* _Excerpt provided_:
------------------------------
World Federation of Arabo-Islamic International Schools (WFAIIS; ; ), also known as the World Federation of International Arab Islamic Schools  or International Arab-Islamic Schools Federation, is an intergovernmental, international, and one of the 17 affiliated organizations of the Organisation of Islamic Cooperation that represents Arab Islamic schools and branches across the world and 57 member states. The federation has maintained a supportive environment focused on the promotion and providing assistance to Arab educational institutions. It is principally focused on dissemination of the Islamic culture, Arabic languages, the Quran in the schools and cultural centers.

Headquartered in Cairo, Egypt with regional offices in Madinah, Saudi Arabia, Peshawar Pakistan, and Kuala Lumpur, Malaysia, the federation also provide training to people in addition to creating sponsoring supervisory Arab-Islamic schools. It also propagates Islamic attitudes towards science, particularly in the Arab world, Asia, Africa, Europea and American. Registered with the UNESCO under the United Nations section c, it is recognised one of the federations that shares its idea with the UNESCO under the UN's paragraph 2/2 within the framework of the federation's main organ OIC.

History 
The federation was established by the OIC Council of Foreign Ministers held in Riyadh, Saudi Arabia on 26 March 1976. However, it was formally launched by the 7th session of the OIC Council of Foreign Ministers held in Istanbul, Turkey in May 1976 after the council of foreign ministers adopted a resolution no. 7/18-AF. At the time of its creation, various delegation of the World Assembly of Muslim Youth, Faith Foundation for Islamic Education, Education and Culture, Saudi Arabia, Egypt, Jordan, Lebanon, Kuwait, Malaysia, Morocco, the United Kingdom, North America and other member and non-member states participated in the summit.
------------------------------
* _List of tasks_:
a: In the article on the World Federation of Arabo-Islamic International Schools, what city holds the federation's headquarters?
b: Carry on the article about the World Federation of Arabo-Islamic International Schools from the point where it ends.
------------------------------
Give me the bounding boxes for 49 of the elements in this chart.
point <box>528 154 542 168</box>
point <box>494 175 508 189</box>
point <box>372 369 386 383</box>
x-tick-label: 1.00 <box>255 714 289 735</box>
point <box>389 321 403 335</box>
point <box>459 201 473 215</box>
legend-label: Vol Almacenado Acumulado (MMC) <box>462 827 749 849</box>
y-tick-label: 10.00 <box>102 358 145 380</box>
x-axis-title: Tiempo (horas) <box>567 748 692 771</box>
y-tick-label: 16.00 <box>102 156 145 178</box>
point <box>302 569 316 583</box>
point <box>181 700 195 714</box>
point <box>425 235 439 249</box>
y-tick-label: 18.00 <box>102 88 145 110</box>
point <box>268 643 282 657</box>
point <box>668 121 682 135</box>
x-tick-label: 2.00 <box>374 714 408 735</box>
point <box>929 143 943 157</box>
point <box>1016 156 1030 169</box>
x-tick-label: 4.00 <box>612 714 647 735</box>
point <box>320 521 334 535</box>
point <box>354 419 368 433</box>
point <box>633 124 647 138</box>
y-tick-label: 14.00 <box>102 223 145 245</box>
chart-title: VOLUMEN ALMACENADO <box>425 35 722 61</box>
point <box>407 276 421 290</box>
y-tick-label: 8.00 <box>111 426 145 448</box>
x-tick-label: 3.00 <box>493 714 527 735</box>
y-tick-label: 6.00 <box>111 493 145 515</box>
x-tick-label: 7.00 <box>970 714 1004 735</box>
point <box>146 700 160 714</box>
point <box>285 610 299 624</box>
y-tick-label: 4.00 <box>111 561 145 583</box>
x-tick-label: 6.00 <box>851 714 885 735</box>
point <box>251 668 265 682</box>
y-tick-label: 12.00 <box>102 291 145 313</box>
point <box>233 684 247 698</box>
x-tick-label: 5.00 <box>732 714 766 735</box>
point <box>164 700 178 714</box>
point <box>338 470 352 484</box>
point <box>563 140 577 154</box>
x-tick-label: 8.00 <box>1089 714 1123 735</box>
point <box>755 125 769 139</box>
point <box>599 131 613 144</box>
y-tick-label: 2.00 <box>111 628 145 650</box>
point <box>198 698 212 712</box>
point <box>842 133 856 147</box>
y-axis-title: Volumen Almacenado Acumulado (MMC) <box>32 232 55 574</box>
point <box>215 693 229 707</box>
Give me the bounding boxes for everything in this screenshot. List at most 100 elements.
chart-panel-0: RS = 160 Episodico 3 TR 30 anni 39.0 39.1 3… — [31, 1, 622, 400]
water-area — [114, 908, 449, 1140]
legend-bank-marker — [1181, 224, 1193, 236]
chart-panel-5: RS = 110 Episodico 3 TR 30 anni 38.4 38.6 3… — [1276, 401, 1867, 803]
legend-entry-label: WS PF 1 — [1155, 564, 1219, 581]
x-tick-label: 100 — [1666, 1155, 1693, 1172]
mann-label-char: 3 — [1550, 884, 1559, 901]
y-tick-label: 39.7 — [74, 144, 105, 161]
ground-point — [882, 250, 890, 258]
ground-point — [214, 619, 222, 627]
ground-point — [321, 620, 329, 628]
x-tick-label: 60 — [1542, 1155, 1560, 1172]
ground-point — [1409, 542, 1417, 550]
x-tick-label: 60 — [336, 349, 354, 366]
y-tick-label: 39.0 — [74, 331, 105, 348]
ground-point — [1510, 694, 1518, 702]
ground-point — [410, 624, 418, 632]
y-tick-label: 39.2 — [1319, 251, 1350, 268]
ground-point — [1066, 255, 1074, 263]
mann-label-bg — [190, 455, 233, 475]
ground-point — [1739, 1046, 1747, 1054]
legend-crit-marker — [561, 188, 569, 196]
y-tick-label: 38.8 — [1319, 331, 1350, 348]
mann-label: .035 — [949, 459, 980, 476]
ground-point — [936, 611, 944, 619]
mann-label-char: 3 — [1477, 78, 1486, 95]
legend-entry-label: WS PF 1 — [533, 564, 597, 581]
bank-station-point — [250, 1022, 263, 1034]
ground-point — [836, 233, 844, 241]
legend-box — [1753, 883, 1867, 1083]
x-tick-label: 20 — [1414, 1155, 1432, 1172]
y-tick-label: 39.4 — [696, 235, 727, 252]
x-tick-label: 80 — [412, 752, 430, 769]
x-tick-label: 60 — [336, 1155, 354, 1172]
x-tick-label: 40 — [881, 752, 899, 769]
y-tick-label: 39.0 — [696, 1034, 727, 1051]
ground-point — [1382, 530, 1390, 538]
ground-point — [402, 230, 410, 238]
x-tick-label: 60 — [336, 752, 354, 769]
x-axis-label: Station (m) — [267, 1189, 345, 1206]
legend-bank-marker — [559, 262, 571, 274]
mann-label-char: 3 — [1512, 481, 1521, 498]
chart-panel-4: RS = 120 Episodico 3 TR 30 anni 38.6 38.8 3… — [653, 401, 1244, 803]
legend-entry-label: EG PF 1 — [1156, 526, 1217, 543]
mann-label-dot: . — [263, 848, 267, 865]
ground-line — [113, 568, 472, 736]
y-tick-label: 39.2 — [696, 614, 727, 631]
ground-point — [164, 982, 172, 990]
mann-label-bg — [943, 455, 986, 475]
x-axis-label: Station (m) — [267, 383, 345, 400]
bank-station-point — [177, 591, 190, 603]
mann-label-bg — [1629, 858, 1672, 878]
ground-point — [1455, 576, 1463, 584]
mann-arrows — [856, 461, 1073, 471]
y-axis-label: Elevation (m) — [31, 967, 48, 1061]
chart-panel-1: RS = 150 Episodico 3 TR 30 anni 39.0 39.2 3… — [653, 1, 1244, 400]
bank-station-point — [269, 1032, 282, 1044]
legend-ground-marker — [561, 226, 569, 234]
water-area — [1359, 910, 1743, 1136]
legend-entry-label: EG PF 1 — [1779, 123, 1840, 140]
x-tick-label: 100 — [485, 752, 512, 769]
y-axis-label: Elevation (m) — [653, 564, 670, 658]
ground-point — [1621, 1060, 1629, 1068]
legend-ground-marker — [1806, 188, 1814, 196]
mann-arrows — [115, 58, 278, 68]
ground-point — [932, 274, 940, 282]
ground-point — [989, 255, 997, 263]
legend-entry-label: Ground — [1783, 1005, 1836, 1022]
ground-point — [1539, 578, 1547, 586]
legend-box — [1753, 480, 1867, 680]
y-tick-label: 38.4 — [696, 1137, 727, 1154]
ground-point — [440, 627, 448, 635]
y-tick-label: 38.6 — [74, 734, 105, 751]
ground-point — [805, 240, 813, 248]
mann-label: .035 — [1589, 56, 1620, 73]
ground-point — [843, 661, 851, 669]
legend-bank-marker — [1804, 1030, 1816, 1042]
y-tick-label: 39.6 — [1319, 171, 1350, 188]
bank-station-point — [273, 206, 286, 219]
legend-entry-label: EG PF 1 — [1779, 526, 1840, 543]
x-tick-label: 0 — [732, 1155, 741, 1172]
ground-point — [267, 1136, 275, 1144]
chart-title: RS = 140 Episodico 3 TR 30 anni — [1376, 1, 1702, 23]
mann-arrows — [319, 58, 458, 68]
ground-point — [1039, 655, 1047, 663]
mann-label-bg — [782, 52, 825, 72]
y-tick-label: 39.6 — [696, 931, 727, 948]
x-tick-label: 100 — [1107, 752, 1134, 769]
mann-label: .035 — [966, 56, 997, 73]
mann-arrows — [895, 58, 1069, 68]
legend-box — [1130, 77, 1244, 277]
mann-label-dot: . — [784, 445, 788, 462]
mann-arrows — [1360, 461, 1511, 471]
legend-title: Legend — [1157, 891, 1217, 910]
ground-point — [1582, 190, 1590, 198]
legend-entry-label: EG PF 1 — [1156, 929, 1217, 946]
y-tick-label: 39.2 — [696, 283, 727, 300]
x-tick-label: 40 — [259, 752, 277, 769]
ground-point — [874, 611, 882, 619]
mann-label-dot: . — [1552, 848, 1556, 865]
------------------------------
* _Written responses_:
a: Cairo, Egypt.

b:
It was initially headquartered in Riyadh, Saudi Arabia but was later relocated to Cairo, Egypt in 1990 AD and a resolution No. 17/7-AQ was adopted by the OIC. The 6th session of Council of Foreign Ministers took place in Jeddah, Saudi Arabia where a resolution was adopted for the dissemination of Arabic language and Islamic studies. The federation is principally focused on conducting education programs and research in the Islamic studies. The federation has been establishing Muslim educational institutions and provide financial assistance to that institution within the scope of the OIC'S charter.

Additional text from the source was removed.